SHORT EXERCISE - How many of the lines below contain the string "station"? Case matters, and the reply should be the number alone.

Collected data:
+ + + + +

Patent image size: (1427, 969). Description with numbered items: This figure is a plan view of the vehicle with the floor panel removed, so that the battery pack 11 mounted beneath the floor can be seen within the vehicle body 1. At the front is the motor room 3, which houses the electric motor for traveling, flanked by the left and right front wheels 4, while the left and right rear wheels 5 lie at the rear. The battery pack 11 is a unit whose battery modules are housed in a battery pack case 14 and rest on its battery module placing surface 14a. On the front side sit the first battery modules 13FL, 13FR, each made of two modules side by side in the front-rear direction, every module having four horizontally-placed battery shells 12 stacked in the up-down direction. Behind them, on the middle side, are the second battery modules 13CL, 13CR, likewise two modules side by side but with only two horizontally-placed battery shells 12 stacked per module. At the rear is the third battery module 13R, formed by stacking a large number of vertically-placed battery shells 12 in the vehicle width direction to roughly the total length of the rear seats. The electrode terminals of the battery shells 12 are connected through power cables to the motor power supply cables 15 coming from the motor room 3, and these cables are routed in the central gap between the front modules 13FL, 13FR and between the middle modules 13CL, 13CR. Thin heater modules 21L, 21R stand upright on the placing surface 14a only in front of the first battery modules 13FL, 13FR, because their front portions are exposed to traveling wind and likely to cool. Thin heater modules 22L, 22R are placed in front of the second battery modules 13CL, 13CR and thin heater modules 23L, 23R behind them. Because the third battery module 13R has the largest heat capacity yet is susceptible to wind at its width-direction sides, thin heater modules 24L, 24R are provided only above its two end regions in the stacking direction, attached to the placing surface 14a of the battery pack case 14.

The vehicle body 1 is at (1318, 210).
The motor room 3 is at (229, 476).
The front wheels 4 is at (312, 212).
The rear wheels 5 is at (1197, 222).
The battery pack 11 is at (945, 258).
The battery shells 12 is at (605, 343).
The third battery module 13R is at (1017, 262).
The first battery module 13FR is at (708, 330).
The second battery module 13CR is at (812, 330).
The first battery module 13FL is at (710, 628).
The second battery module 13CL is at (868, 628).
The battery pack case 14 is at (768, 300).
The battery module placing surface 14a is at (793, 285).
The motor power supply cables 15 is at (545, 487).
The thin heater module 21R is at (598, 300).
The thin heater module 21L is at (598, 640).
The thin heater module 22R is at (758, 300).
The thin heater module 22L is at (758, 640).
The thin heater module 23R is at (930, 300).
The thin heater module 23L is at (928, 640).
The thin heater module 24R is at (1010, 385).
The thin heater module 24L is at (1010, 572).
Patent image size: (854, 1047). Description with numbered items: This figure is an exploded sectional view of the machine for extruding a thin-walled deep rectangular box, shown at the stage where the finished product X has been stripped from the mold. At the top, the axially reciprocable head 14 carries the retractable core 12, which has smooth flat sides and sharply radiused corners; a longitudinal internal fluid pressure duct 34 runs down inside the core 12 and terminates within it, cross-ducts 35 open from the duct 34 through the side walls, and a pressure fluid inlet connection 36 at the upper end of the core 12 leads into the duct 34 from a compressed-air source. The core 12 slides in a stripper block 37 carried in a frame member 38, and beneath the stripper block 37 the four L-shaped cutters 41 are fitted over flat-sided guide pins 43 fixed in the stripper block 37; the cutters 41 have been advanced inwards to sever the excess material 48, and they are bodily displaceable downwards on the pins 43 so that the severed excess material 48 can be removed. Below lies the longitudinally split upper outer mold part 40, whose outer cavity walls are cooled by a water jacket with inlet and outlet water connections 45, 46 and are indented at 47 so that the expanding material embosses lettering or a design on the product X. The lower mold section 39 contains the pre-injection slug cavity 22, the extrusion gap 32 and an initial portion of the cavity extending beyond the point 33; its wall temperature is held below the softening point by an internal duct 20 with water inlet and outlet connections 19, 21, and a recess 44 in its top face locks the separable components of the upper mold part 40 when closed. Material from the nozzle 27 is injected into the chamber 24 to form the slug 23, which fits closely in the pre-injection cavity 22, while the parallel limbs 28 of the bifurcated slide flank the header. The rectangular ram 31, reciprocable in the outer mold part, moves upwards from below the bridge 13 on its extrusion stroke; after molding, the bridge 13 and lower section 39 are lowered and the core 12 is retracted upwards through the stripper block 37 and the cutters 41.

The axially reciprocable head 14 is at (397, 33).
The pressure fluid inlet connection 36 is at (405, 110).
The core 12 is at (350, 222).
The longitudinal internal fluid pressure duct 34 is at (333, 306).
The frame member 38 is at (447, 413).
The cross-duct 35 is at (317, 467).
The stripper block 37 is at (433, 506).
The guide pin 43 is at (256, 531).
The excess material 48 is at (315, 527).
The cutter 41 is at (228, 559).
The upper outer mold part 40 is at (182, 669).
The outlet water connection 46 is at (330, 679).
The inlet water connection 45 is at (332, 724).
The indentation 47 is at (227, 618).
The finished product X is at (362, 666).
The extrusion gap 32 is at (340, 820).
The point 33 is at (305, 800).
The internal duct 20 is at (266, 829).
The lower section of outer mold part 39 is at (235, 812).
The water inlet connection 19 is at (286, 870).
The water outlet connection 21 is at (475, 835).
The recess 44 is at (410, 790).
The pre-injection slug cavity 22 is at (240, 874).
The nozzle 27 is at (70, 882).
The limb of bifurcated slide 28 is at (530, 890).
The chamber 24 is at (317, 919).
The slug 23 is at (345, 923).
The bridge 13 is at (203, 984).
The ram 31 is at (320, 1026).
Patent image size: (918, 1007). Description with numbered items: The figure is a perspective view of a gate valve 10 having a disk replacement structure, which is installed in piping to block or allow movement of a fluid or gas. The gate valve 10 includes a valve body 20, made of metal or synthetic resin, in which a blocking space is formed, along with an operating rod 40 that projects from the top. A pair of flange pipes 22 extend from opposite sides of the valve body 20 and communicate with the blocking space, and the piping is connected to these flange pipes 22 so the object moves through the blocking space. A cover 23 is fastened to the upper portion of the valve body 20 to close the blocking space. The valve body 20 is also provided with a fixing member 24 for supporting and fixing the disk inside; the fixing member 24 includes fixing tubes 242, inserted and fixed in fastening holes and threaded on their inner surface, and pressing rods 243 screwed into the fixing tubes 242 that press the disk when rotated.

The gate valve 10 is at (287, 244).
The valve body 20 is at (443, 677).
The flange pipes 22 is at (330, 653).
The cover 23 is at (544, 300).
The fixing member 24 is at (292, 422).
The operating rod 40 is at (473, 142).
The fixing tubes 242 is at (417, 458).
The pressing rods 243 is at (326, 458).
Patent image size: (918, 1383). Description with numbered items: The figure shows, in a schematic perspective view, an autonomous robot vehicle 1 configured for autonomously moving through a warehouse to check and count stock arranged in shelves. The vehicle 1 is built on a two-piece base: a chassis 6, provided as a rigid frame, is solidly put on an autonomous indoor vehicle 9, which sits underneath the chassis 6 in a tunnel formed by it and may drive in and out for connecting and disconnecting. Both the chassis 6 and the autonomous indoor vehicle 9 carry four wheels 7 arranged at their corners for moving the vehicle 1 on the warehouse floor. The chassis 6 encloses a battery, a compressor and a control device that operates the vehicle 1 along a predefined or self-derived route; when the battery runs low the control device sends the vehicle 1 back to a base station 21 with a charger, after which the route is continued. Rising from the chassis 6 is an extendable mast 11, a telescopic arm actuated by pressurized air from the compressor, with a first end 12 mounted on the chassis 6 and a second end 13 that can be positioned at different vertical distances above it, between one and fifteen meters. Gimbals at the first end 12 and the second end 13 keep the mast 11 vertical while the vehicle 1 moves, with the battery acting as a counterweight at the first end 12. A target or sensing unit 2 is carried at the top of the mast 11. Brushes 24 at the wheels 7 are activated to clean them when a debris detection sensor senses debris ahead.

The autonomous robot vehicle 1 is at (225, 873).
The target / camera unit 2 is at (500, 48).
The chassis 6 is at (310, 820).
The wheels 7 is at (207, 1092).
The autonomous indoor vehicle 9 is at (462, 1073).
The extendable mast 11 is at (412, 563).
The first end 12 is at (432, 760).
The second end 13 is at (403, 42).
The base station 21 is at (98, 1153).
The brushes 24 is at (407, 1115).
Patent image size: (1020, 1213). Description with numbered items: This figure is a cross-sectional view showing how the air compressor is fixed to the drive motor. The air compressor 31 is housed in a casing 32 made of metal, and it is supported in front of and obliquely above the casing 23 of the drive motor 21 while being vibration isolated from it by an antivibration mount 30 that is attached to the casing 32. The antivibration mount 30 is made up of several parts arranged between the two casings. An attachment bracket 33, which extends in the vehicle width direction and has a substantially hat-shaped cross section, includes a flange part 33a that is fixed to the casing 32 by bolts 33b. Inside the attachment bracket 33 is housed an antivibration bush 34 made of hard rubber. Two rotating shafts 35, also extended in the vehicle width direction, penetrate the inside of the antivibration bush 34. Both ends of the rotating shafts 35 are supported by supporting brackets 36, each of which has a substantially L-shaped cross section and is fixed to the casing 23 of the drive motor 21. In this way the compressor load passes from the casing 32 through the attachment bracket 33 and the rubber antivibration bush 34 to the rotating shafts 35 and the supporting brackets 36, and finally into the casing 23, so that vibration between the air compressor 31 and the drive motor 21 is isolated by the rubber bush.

+ + + + +

RESPONSE TO THIS TASK - 2